Print the data exactly, leaving nothing out.

[START OF Supplied material]

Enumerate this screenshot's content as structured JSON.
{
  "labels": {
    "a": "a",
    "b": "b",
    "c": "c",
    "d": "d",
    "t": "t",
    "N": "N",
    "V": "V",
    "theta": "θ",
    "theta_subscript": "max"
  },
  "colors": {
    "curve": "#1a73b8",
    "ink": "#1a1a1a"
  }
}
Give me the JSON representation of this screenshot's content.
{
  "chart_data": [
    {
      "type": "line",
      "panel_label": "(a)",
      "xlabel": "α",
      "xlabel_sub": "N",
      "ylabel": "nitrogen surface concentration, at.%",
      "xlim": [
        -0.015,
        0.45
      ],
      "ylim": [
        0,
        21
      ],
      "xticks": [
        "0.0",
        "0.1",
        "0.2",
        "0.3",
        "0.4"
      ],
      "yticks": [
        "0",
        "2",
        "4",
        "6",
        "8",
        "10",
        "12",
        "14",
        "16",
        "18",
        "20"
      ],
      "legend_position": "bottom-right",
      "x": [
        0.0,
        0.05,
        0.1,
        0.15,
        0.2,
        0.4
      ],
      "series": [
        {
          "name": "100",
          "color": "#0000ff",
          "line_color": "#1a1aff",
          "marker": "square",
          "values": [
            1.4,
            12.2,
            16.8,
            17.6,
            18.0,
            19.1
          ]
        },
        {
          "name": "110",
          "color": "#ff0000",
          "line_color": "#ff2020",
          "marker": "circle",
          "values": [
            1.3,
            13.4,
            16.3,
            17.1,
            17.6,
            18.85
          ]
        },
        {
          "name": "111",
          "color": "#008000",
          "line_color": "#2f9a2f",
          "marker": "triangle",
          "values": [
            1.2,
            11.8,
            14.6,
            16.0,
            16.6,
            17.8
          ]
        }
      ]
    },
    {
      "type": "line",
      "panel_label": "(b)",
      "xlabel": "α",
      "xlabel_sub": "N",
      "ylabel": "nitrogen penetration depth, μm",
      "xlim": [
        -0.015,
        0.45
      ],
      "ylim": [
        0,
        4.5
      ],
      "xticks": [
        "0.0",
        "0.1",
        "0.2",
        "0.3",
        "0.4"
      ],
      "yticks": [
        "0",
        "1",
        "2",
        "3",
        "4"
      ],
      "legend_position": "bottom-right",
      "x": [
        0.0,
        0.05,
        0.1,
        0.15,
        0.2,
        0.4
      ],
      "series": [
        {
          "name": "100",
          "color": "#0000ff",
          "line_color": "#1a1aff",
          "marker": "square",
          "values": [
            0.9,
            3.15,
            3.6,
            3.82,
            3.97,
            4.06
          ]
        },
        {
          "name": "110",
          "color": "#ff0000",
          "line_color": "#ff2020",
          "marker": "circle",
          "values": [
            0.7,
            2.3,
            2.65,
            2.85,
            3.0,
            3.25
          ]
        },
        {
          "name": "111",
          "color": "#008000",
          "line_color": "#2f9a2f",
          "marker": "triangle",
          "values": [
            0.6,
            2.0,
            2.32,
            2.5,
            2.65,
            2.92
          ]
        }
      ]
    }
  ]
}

[END OF Supplied material]

__Exercise result__
Enumerate this screenshot's content as structured JSON.
{
  "labels": {
    "a": "a",
    "b": "b",
    "c": "c",
    "d": "d",
    "t": "t",
    "N": "N",
    "V": "V",
    "theta": "θ",
    "theta_subscript": "max"
  },
  "colors": {
    "curve": "#1a73b8",
    "ink": "#1a1a1a"
  }
}
Give me the JSON representation of this screenshot's content.
{
  "chart_data": [
    {
      "type": "line",
      "panel_label": "(a)",
      "xlabel": "α",
      "xlabel_sub": "N",
      "ylabel": "nitrogen surface concentration, at.%",
      "xlim": [
        -0.015,
        0.45
      ],
      "ylim": [
        0,
        21
      ],
      "xticks": [
        "0.0",
        "0.1",
        "0.2",
        "0.3",
        "0.4"
      ],
      "yticks": [
        "0",
        "2",
        "4",
        "6",
        "8",
        "10",
        "12",
        "14",
        "16",
        "18",
        "20"
      ],
      "legend_position": "bottom-right",
      "x": [
        0.0,
        0.05,
        0.1,
        0.15,
        0.2,
        0.4
      ],
      "series": [
        {
          "name": "100",
          "color": "#0000ff",
          "line_color": "#1a1aff",
          "marker": "square",
          "values": [
            1.4,
            12.2,
            16.8,
            17.6,
            18.0,
            19.1
          ]
        },
        {
          "name": "110",
          "color": "#ff0000",
          "line_color": "#ff2020",
          "marker": "circle",
          "values": [
            1.3,
            13.4,
            16.3,
            17.1,
            17.6,
            18.85
          ]
        },
        {
          "name": "111",
          "color": "#008000",
          "line_color": "#2f9a2f",
          "marker": "triangle",
          "values": [
            1.2,
            11.8,
            14.6,
            16.0,
            16.6,
            17.8
          ]
        }
      ]
    },
    {
      "type": "line",
      "panel_label": "(b)",
      "xlabel": "α",
      "xlabel_sub": "N",
      "ylabel": "nitrogen penetration depth, μm",
      "xlim": [
        -0.015,
        0.45
      ],
      "ylim": [
        0,
        4.5
      ],
      "xticks": [
        "0.0",
        "0.1",
        "0.2",
        "0.3",
        "0.4"
      ],
      "yticks": [
        "0",
        "1",
        "2",
        "3",
        "4"
      ],
      "legend_position": "bottom-right",
      "x": [
        0.0,
        0.05,
        0.1,
        0.15,
        0.2,
        0.4
      ],
      "series": [
        {
          "name": "100",
          "color": "#0000ff",
          "line_color": "#1a1aff",
          "marker": "square",
          "values": [
            0.9,
            3.15,
            3.6,
            3.82,
            3.97,
            4.06
          ]
        },
        {
          "name": "110",
          "color": "#ff0000",
          "line_color": "#ff2020",
          "marker": "circle",
          "values": [
            0.7,
            2.3,
            2.65,
            2.85,
            3.0,
            3.25
          ]
        },
        {
          "name": "111",
          "color": "#008000",
          "line_color": "#2f9a2f",
          "marker": "triangle",
          "values": [
            0.6,
            2.0,
            2.32,
            2.5,
            2.65,
            2.92
          ]
        }
      ]
    }
  ]
}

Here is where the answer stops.